## Exercise
List every line below containing "image".

## Dataset rows
══════

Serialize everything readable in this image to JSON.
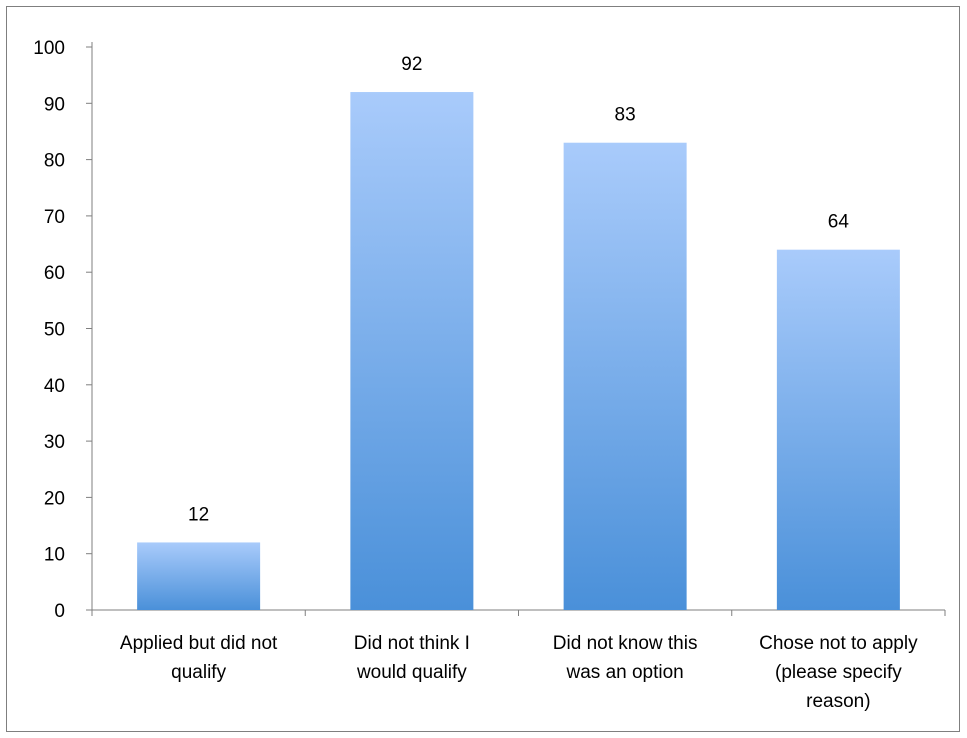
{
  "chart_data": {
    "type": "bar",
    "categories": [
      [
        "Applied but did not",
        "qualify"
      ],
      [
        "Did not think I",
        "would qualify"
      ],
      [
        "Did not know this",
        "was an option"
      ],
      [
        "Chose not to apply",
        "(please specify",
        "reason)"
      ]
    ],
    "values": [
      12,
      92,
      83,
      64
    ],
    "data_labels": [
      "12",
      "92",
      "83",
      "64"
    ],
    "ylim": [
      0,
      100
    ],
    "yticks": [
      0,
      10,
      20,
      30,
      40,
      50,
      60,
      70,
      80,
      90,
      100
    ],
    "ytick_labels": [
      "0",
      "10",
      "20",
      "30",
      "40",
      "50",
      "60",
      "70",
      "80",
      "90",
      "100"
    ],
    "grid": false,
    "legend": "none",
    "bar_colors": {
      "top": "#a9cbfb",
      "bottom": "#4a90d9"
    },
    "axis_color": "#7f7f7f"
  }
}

══════

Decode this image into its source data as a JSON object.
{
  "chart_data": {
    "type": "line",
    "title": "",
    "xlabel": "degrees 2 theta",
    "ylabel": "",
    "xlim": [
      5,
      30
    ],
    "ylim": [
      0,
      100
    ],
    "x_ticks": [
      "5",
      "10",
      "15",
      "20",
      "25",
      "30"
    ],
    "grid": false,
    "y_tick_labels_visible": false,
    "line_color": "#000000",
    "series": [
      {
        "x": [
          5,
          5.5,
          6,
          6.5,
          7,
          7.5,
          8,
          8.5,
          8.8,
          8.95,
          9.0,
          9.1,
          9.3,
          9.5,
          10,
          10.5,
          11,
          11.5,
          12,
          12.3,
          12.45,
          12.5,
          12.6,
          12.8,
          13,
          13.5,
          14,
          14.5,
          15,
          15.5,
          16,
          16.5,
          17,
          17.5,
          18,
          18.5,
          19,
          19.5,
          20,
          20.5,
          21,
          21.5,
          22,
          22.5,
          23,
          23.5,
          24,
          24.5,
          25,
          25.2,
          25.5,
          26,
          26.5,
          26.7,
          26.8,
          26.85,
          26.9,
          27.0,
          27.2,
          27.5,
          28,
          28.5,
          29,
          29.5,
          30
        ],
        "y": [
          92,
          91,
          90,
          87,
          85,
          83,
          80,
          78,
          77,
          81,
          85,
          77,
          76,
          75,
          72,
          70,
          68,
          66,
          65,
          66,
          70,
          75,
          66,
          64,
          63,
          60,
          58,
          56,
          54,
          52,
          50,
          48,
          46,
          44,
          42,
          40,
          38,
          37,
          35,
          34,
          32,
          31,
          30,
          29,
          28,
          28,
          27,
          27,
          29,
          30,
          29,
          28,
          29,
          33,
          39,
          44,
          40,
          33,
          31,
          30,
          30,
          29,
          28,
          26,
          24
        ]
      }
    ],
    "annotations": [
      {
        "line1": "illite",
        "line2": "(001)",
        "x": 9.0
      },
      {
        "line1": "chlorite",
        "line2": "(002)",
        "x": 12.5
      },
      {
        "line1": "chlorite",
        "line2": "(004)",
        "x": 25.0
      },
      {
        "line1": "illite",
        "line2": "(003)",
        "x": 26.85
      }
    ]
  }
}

══════

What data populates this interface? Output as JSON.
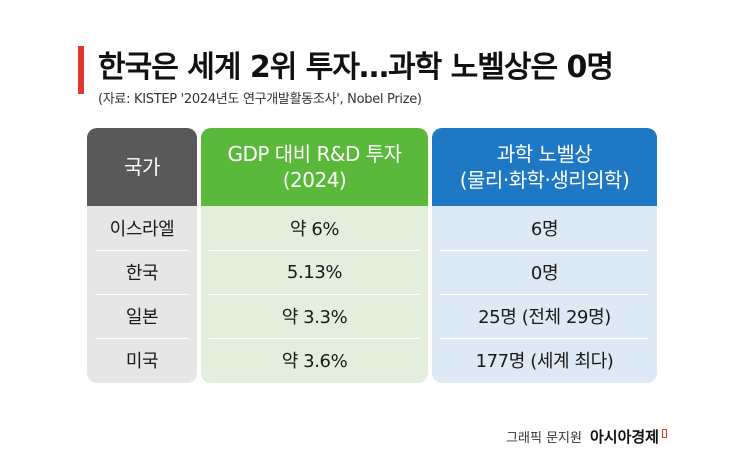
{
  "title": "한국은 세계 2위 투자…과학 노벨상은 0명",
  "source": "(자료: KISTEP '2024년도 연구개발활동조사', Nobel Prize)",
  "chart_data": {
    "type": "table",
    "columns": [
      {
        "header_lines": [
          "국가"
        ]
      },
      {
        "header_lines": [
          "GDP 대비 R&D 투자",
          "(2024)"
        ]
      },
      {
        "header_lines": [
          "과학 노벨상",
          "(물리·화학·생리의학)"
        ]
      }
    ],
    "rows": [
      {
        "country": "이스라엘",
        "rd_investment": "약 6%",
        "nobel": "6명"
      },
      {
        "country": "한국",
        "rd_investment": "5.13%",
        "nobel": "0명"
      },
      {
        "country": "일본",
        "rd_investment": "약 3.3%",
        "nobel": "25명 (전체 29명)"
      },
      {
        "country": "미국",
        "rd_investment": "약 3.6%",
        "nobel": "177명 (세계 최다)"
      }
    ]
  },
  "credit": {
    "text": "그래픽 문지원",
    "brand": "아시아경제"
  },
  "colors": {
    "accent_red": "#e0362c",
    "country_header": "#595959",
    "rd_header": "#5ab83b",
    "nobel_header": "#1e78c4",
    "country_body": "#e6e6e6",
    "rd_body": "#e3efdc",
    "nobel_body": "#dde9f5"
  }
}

══════

## Reply
Serialize everything readable in this image to JSON.
Decode this image into its source data as a JSON object.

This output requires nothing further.